> _Exercise details_
All of the data that follows should be retyped exactly, please, except the pictures.

##############################

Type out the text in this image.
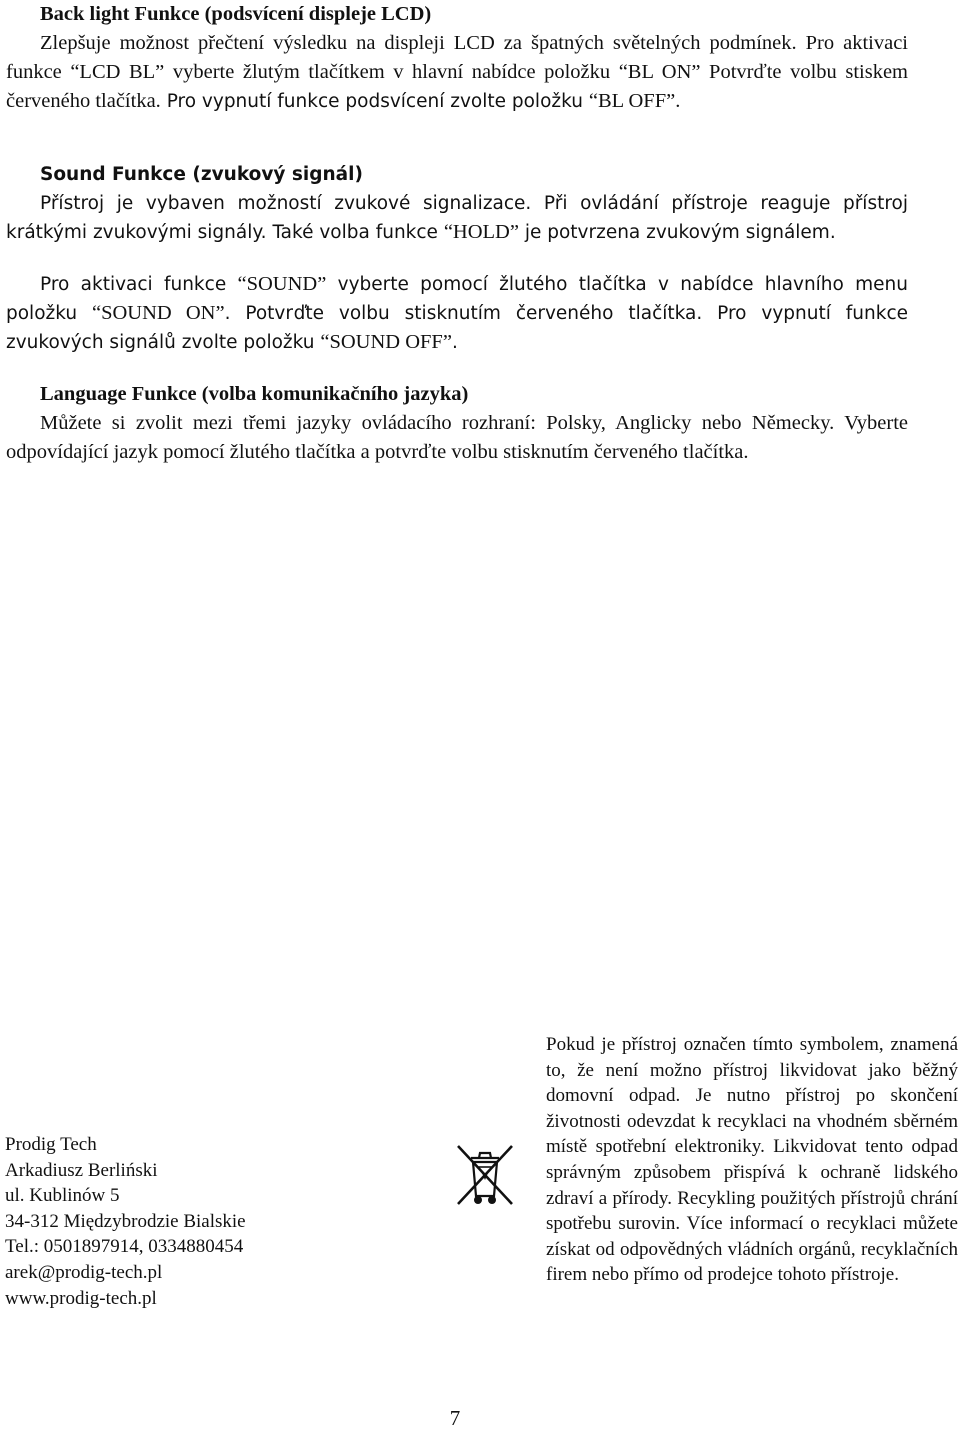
Back light Funkce (podsvícení displeje LCD)

Zlepšuje možnost přečtení výsledku na displeji LCD za špatných světelných podmínek. Pro aktivaci funkce “LCD BL” vyberte žlutým tlačítkem v hlavní nabídce položku “BL ON” Potvrďte volbu stiskem červeného tlačítka. Pro vypnutí funkce podsvícení zvolte položku “BL OFF”.

Sound Funkce (zvukový signál)

Přístroj je vybaven možností zvukové signalizace. Při ovládání přístroje reaguje přístroj krátkými zvukovými signály. Také volba funkce “HOLD” je potvrzena zvukovým signálem.

Pro aktivaci funkce “SOUND” vyberte pomocí žlutého tlačítka v nabídce hlavního menu položku “SOUND ON”. Potvrďte volbu stisknutím červeného tlačítka. Pro vypnutí funkce zvukových signálů zvolte položku “SOUND OFF”.

Language Funkce (volba komunikačního jazyka)

Můžete si zvolit mezi třemi jazyky ovládacího rozhraní: Polsky, Anglicky nebo Německy. Vyberte odpovídající jazyk pomocí žlutého tlačítka a potvrďte volbu stisknutím červeného tlačítka.

Prodig Tech
Arkadiusz Berliński
ul. Kublinów 5
34-312 Międzybrodzie Bialskie
Tel.: 0501897914, 0334880454
arek@prodig-tech.pl
www.prodig-tech.pl

Pokud je přístroj označen tímto symbolem, znamená to, že není možno přístroj likvidovat jako běžný domovní odpad. Je nutno přístroj po skončení životnosti odevzdat k recyklaci na vhodném sběrném místě spotřební elektroniky. Likvidovat tento odpad správným způsobem přispívá k ochraně lidského zdraví a přírody. Recykling použitých přístrojů chrání spotřebu surovin. Více informací o recyklaci můžete získat od odpovědných vládních orgánů, recyklačních firem nebo přímo od prodejce tohoto přístroje.

7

##############################

> _Answer below_
Type out the text in this image.
Back light Funkce (podsvícení displeje LCD)

Zlepšuje možnost přečtení výsledku na displeji LCD za špatných světelných podmínek. Pro aktivaci funkce “LCD BL” vyberte žlutým tlačítkem v hlavní nabídce položku “BL ON” Potvrďte volbu stiskem červeného tlačítka. Pro vypnutí funkce podsvícení zvolte položku “BL OFF”.

Sound Funkce (zvukový signál)

Přístroj je vybaven možností zvukové signalizace. Při ovládání přístroje reaguje přístroj krátkými zvukovými signály. Také volba funkce “HOLD” je potvrzena zvukovým signálem.

Pro aktivaci funkce “SOUND” vyberte pomocí žlutého tlačítka v nabídce hlavního menu položku “SOUND ON”. Potvrďte volbu stisknutím červeného tlačítka. Pro vypnutí funkce zvukových signálů zvolte položku “SOUND OFF”.

Language Funkce (volba komunikačního jazyka)

Můžete si zvolit mezi třemi jazyky ovládacího rozhraní: Polsky, Anglicky nebo Německy. Vyberte odpovídající jazyk pomocí žlutého tlačítka a potvrďte volbu stisknutím červeného tlačítka.

Prodig Tech
Arkadiusz Berliński
ul. Kublinów 5
34-312 Międzybrodzie Bialskie
Tel.: 0501897914, 0334880454
arek@prodig-tech.pl
www.prodig-tech.pl

Pokud je přístroj označen tímto symbolem, znamená to, že není možno přístroj likvidovat jako běžný domovní odpad. Je nutno přístroj po skončení životnosti odevzdat k recyklaci na vhodném sběrném místě spotřební elektroniky. Likvidovat tento odpad správným způsobem přispívá k ochraně lidského zdraví a přírody. Recykling použitých přístrojů chrání spotřebu surovin. Více informací o recyklaci můžete získat od odpovědných vládních orgánů, recyklačních firem nebo přímo od prodejce tohoto přístroje.

7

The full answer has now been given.